» **Exercise goal**
Type out all the records word for word. Any pictures are to be left out.

» **Records supplied**
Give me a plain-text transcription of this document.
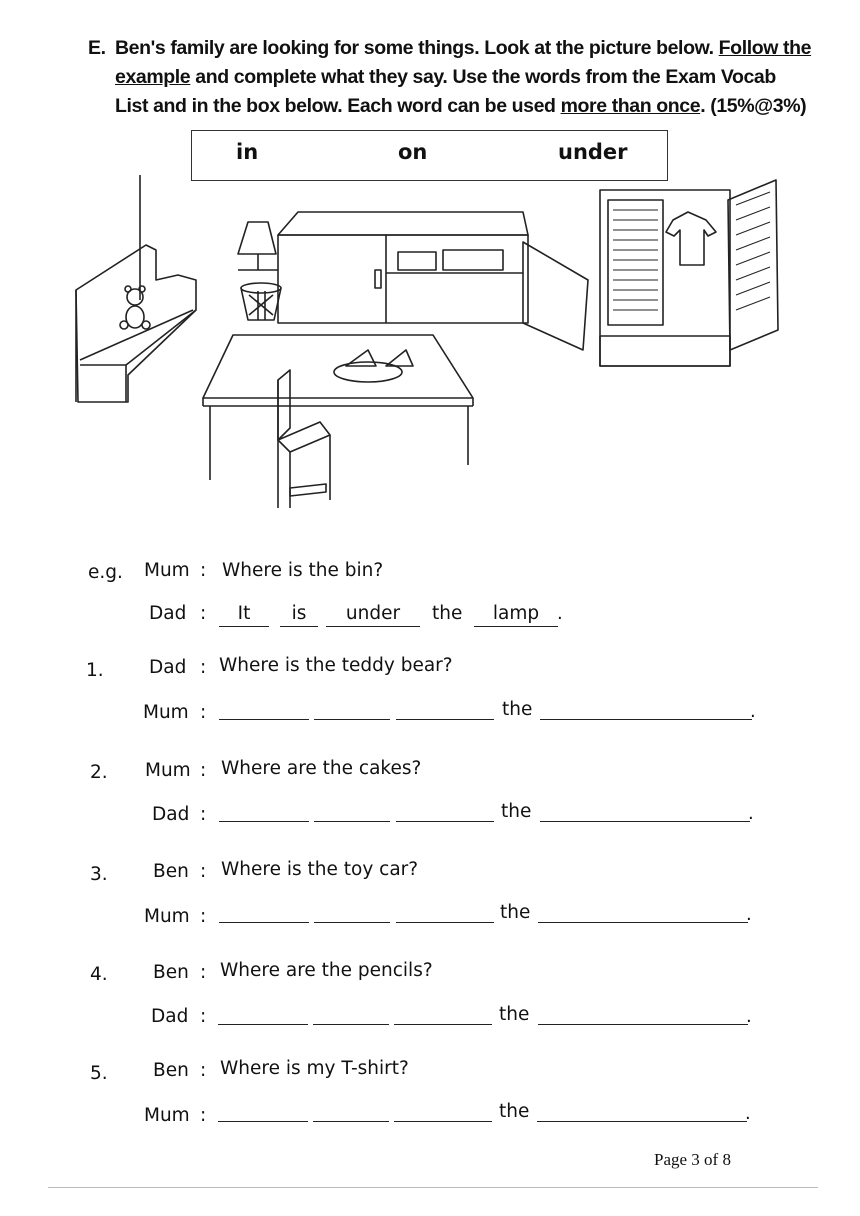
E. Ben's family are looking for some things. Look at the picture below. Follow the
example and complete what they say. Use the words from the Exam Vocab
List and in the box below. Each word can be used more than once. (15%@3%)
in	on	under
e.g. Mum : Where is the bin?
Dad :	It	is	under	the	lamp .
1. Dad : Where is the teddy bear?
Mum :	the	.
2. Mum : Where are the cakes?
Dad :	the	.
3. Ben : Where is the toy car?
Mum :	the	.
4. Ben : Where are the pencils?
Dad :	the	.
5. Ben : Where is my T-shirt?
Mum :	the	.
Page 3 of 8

» **Task output**
Give me a plain-text transcription of this document.
E. Ben's family are looking for some things. Look at the picture below. Follow the
example and complete what they say. Use the words from the Exam Vocab
List and in the box below. Each word can be used more than once. (15%@3%)
in	on	under
e.g. Mum : Where is the bin?
Dad :	It	is	under	the	lamp .
1. Dad : Where is the teddy bear?
Mum :	the	.
2. Mum : Where are the cakes?
Dad :	the	.
3. Ben : Where is the toy car?
Mum :	the	.
4. Ben : Where are the pencils?
Dad :	the	.
5. Ben : Where is my T-shirt?
Mum :	the	.
Page 3 of 8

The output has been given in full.